読解文
早く生まれてきた理由

みやざき中央新聞・魂の編集長の「ちょっといい話」第七回

「早く生まれてきた理由」
水谷もりひと

大学三年生の娘からとんでもない電話が掛かってきたのは七年前のことでした。
「とんでもない電話」というのはほかでもありません。「ママ、妊娠しちゃった」という妻に掛かってきた電話です。
てっきり叱られると覚悟して電話してきたのでしょう。電話口で「ごめんなさい」と泣いていました。
もし僕が電話に出ていたら言葉を失っていたと思います。
妻はしばらく話を聞いた後、娘にこう聞きました。
「それであなたはどうしたいの?」
娘は「生みたい」と答えました。
それを聞いて妻は「だったらママとパパは応援する。だから大学は続けなさい。そして卒業はちゃんとしなさい」と言って受話器を置いたそうです。
六月のことでした。それから彼のご両親とも会って相談し、「出産する前にけじめだけはしておきましょう」ということになりました。
八月、入籍を済ませ、神社で結婚式を挙げました。披露宴はごく近い親戚だけ十五、六人で行いました。

秋になりました。身重な身体で娘は何と鹿児島大学付属小学校に2週間の教育実習に出掛けました。今思うと、よく受け入れてくれたものです。
職員室には独身の先生もたくさんいたはずです。そんな中、大学生が妊娠七ヵ月のお腹で教育実習に来るなんて前代未聞だったことでしょう。
校長先生は子どもたちに「お腹の中に赤ちゃんがいますから、大事に仲良くしてください」と娘を紹介してくださったそうです。
そして、臨月になりました。それまで大学の男子寮、女子寮に住んでいた二人は、寮を出て、赤ちゃんを迎えられるように、ワンルームマンションの一階を借りて新婚生活を始めました。

記述課題 A
読解文の「秋になりました。」で始まる段落を、主な事実を残したまま、より短く書き直してください。
記述課題 B
娘の妊娠と結婚をつづった読解文を、最後の文の後から書き進めてください。

データ抜粋
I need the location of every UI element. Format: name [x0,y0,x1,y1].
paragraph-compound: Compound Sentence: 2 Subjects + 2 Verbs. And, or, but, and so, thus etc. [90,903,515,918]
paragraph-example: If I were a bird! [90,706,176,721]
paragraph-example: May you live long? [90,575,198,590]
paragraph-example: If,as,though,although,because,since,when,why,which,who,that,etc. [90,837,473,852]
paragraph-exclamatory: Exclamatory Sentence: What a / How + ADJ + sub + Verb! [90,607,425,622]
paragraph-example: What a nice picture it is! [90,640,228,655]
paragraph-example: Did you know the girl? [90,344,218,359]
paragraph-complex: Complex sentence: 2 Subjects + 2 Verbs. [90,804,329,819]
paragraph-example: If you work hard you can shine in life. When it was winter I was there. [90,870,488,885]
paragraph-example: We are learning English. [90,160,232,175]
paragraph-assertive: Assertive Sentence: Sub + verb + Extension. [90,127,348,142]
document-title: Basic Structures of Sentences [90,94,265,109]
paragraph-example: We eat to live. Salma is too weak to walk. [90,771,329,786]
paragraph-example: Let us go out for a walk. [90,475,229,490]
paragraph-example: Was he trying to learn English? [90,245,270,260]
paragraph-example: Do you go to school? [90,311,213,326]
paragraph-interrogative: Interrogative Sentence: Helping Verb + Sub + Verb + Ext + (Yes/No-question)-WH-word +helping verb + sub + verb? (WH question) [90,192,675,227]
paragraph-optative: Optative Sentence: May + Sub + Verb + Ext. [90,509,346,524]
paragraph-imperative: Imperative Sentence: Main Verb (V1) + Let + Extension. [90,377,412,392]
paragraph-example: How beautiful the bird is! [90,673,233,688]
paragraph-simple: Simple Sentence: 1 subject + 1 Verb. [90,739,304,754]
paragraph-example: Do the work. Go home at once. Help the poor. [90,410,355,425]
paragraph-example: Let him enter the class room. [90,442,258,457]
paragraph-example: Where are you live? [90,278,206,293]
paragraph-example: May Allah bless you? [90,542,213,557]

記述解答 A
秋、妊娠中の娘は鹿児島大学付属小学校で2週間の教育実習を行った。妊娠七ヵ月の大学生が実習に来るのは前代未聞だったはずだが、校長先生は子どもたちに「お腹の中に赤ちゃんがいますから、大事に仲良くしてください」と娘を紹介してくれた。臨月になると、大学の男子寮と女子寮に住んでいた二人は寮を出て、ワンルームマンションの一階を借りて新婚生活を始めた。

記述解答 B
その際、妻は思いがけない行動に出ました。娘の産後のケアをするために、そのマンションの空いている二階の部屋を借りたのです。これで準備万端です。
やがて年が明け、一月初旬、無事、娘は女の子を出産しました。ちょうどその頃、娘の旦那は卒論の実験とやらで毎晩帰宅は午前様だったり、研究室に泊まりだったりで、サポートがいないと実際大変な状況でした。
さて、最初に娘の産後のケアのために二階の空き部屋にやってきたのは旦那のお母さん・ヨシコさん(当時54)でした。娘が退院してから十日間ほど炊事、洗濯、入浴の手伝いなど昼夜なくお世話をしてくれました。その後、うちの妻と交代しました。
そのとき、私たちはある衝撃の真実を知ったのです。
ヨシコさんの身体は末期のがんに侵され、余命数ヵ月と告知されていたことを。
彼女は、自分の命がもう長くないことを知って、最後の力を振り絞って息子とその嫁と孫のお世話をしていたのでした。
三月下旬、娘の旦那は横浜に就職が決まり、単身で上京しました。一学年下の娘は大学四年になるのを前に、マンションを引き払って宮崎の実家に帰ってきました。
朝6時過ぎの電車で大学に行き、夕方六時過ぎの電車で帰ってくるという日々が四月から始まりました。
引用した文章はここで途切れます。